Collected data
:::

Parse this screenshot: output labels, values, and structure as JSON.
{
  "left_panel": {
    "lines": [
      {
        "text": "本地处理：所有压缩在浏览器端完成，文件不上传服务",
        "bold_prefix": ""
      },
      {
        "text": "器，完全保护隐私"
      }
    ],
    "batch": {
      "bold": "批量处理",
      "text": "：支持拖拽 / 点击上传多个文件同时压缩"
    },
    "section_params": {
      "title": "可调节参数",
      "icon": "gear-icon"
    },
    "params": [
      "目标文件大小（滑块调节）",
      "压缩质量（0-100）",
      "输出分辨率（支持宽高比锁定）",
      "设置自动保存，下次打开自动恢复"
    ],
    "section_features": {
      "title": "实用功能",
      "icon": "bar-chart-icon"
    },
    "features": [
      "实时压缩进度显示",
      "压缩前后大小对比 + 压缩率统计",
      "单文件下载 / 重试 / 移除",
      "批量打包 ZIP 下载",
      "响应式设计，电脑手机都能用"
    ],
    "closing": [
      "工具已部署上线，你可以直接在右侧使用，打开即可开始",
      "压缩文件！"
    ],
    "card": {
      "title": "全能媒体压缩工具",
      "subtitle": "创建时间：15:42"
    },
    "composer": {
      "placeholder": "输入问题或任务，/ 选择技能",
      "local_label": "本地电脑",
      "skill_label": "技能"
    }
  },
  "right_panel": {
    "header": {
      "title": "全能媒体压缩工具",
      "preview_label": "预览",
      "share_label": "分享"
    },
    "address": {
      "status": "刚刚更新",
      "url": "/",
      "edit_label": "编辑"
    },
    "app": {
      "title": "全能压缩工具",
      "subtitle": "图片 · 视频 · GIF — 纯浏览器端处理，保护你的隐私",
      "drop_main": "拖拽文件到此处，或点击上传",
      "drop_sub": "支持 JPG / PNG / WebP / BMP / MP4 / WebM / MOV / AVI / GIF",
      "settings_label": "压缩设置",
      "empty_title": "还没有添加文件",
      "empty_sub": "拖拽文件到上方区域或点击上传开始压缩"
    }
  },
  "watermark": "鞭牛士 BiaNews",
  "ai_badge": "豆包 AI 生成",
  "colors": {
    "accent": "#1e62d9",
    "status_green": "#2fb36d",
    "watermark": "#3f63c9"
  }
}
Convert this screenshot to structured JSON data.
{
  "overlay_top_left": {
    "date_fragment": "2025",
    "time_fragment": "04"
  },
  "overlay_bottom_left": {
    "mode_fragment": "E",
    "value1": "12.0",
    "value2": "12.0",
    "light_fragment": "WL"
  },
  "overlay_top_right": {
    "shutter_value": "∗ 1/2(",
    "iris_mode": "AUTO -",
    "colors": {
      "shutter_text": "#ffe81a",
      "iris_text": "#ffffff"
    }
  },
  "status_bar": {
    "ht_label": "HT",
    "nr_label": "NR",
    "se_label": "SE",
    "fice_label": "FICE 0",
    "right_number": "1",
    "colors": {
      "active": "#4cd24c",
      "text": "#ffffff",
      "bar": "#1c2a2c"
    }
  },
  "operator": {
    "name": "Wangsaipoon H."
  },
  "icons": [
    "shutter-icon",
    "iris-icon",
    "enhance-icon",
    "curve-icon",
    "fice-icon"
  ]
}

:::

WRITTEN EXERCISE
Return, word for word, each line from the line that contains "Convert this screenshot" to the end of the listing above; include both end lines and nothing else.

WRITTEN SOLUTION
Convert this screenshot to structured JSON data.
{
  "overlay_top_left": {
    "date_fragment": "2025",
    "time_fragment": "04"
  },
  "overlay_bottom_left": {
    "mode_fragment": "E",
    "value1": "12.0",
    "value2": "12.0",
    "light_fragment": "WL"
  },
  "overlay_top_right": {
    "shutter_value": "∗ 1/2(",
    "iris_mode": "AUTO -",
    "colors": {
      "shutter_text": "#ffe81a",
      "iris_text": "#ffffff"
    }
  },
  "status_bar": {
    "ht_label": "HT",
    "nr_label": "NR",
    "se_label": "SE",
    "fice_label": "FICE 0",
    "right_number": "1",
    "colors": {
      "active": "#4cd24c",
      "text": "#ffffff",
      "bar": "#1c2a2c"
    }
  },
  "operator": {
    "name": "Wangsaipoon H."
  },
  "icons": [
    "shutter-icon",
    "iris-icon",
    "enhance-icon",
    "curve-icon",
    "fice-icon"
  ]
}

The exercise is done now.